In the listing below, locate the lines bearing the word "věku". Copy every one of them.

------------------------------------------------------------

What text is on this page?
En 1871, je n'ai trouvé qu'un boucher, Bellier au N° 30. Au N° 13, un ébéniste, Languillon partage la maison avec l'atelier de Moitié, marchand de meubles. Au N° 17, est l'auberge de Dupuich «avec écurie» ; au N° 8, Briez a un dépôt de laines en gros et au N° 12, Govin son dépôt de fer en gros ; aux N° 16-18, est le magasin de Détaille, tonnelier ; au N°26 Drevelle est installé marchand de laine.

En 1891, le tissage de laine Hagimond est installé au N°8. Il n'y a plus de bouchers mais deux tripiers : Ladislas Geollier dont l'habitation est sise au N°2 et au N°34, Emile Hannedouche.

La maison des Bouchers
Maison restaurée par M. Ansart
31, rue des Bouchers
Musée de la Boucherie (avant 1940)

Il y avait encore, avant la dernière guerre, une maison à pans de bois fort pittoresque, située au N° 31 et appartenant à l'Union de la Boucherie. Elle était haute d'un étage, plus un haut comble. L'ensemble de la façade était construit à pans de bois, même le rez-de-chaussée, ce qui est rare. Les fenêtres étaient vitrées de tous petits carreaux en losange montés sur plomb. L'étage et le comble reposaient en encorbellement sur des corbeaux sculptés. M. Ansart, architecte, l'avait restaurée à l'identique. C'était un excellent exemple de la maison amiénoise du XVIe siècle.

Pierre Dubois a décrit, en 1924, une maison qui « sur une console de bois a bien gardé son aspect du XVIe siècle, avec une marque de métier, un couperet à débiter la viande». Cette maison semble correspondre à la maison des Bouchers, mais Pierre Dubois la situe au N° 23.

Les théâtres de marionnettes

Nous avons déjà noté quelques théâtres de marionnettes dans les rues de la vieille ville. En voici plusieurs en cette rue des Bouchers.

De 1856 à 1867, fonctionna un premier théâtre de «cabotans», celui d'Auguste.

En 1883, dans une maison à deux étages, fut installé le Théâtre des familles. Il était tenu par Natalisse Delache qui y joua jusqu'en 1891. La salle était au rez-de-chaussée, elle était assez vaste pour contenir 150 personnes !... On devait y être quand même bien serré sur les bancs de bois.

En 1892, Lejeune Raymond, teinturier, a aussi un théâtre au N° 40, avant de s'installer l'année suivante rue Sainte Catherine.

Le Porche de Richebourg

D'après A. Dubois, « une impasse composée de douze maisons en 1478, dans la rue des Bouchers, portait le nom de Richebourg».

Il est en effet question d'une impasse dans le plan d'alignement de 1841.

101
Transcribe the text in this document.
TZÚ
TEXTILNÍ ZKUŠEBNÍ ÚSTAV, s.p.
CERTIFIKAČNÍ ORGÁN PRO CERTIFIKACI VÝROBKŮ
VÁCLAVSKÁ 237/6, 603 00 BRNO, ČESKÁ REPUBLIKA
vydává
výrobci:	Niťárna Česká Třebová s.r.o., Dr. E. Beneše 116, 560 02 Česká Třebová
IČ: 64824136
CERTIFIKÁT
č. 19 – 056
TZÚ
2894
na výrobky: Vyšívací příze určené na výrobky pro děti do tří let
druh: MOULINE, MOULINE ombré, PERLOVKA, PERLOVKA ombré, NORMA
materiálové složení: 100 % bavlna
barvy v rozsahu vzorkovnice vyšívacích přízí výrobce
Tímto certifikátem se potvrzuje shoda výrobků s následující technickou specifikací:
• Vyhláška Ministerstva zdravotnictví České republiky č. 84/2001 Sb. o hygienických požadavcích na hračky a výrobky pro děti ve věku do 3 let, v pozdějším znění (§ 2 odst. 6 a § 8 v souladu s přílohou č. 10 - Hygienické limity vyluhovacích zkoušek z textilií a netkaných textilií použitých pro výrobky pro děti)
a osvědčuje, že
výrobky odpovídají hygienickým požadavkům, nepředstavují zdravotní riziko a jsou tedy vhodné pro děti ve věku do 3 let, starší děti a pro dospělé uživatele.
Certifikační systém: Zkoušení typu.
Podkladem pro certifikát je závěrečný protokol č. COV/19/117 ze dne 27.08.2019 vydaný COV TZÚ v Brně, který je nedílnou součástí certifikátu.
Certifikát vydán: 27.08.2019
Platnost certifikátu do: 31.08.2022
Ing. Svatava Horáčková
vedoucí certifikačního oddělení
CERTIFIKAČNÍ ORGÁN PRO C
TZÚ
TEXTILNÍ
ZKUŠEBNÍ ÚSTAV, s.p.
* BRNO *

------------------------------------------------------------

Result of this task >>
• Vyhláška Ministerstva zdravotnictví České republiky č. 84/2001 Sb. o hygienických požadavcích na hračky a výrobky pro děti ve věku do 3 let, v pozdějším znění (§ 2 odst. 6 a § 8 v souladu s přílohou č. 10 - Hygienické limity vyluhovacích zkoušek z textilií a netkaných textilií použitých pro výrobky pro děti)
výrobky odpovídají hygienickým požadavkům, nepředstavují zdravotní riziko a jsou tedy vhodné pro děti ve věku do 3 let, starší děti a pro dospělé uživatele.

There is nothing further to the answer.